Transcribe every entry word for word, but skip the images.

++++++++++++++++++++

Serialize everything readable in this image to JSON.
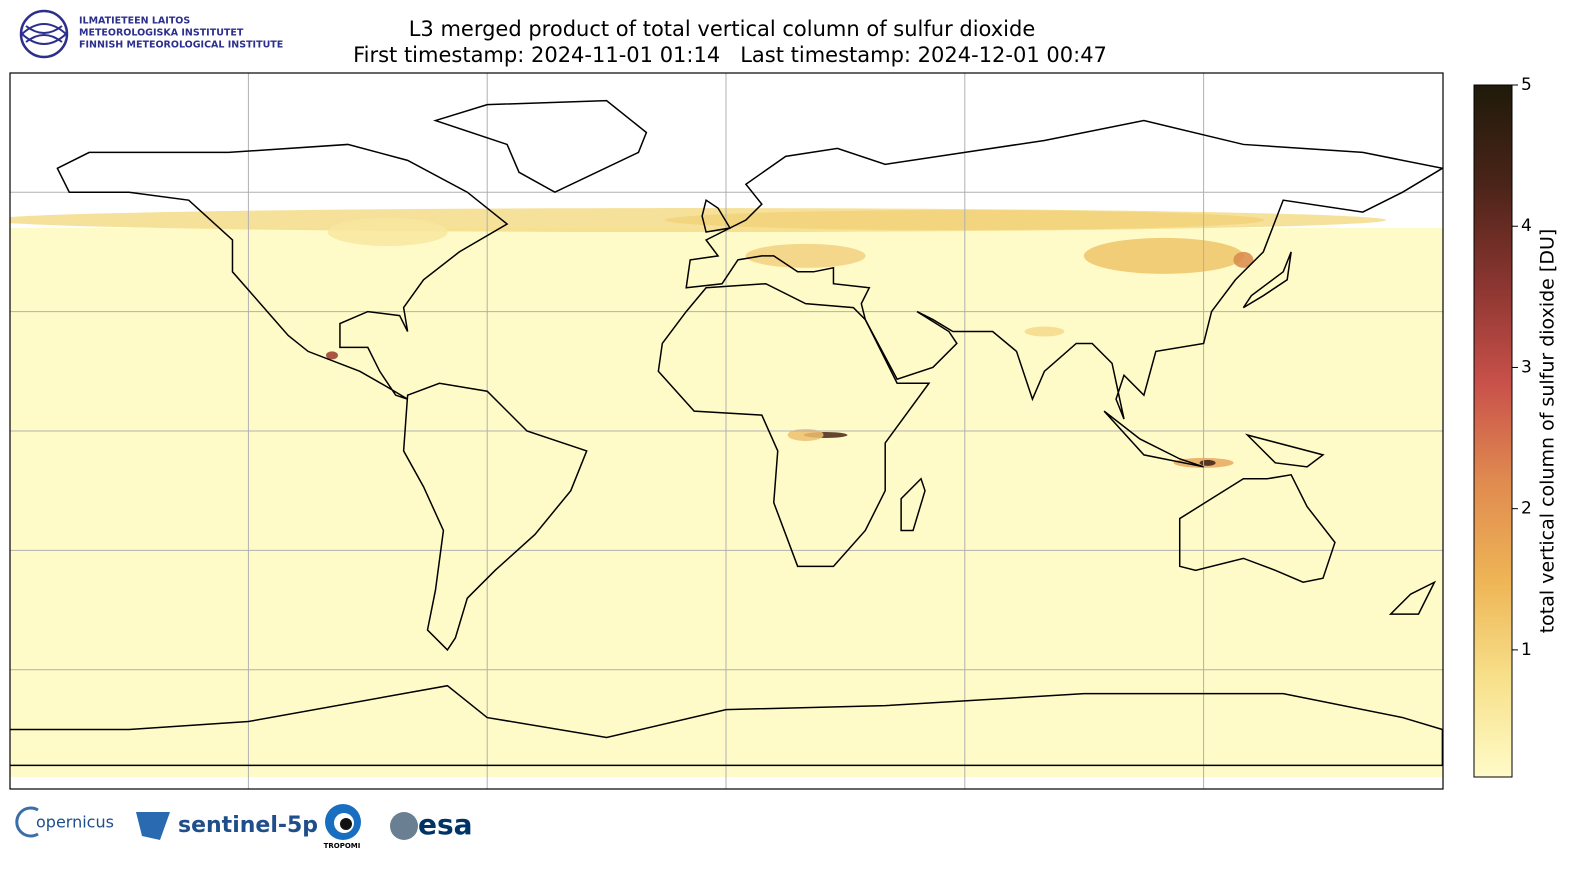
{
  "header": {
    "institute": [
      "ILMATIETEEN LAITOS",
      "METEOROLOGISKA INSTITUTET",
      "FINNISH METEOROLOGICAL INSTITUTE"
    ]
  },
  "title": [
    "L3 merged product of total vertical column of sulfur dioxide",
    "First timestamp: 2024-11-01 01:14   Last timestamp: 2024-12-01 00:47"
  ],
  "colorbar": {
    "label": "total vertical column of sulfur dioxide [DU]",
    "lim": [
      0.1,
      5
    ],
    "ticks": [
      1,
      2,
      3,
      4,
      5
    ],
    "colors": [
      "#fffbc8",
      "#f7e08a",
      "#eeb455",
      "#e08a50",
      "#c8504a",
      "#8a3530",
      "#4a2418",
      "#1f1a0a"
    ]
  },
  "logos": [
    "opernicus",
    "sentinel-5p",
    "TROPOMI",
    "esa"
  ]
}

++++++++++++++++++++

* Answer in full
Serialize everything readable in this image to JSON.
{
  "header": {
    "institute": [
      "ILMATIETEEN LAITOS",
      "METEOROLOGISKA INSTITUTET",
      "FINNISH METEOROLOGICAL INSTITUTE"
    ]
  },
  "title": [
    "L3 merged product of total vertical column of sulfur dioxide",
    "First timestamp: 2024-11-01 01:14   Last timestamp: 2024-12-01 00:47"
  ],
  "colorbar": {
    "label": "total vertical column of sulfur dioxide [DU]",
    "lim": [
      0.1,
      5
    ],
    "ticks": [
      1,
      2,
      3,
      4,
      5
    ],
    "colors": [
      "#fffbc8",
      "#f7e08a",
      "#eeb455",
      "#e08a50",
      "#c8504a",
      "#8a3530",
      "#4a2418",
      "#1f1a0a"
    ]
  },
  "logos": [
    "opernicus",
    "sentinel-5p",
    "TROPOMI",
    "esa"
  ]
}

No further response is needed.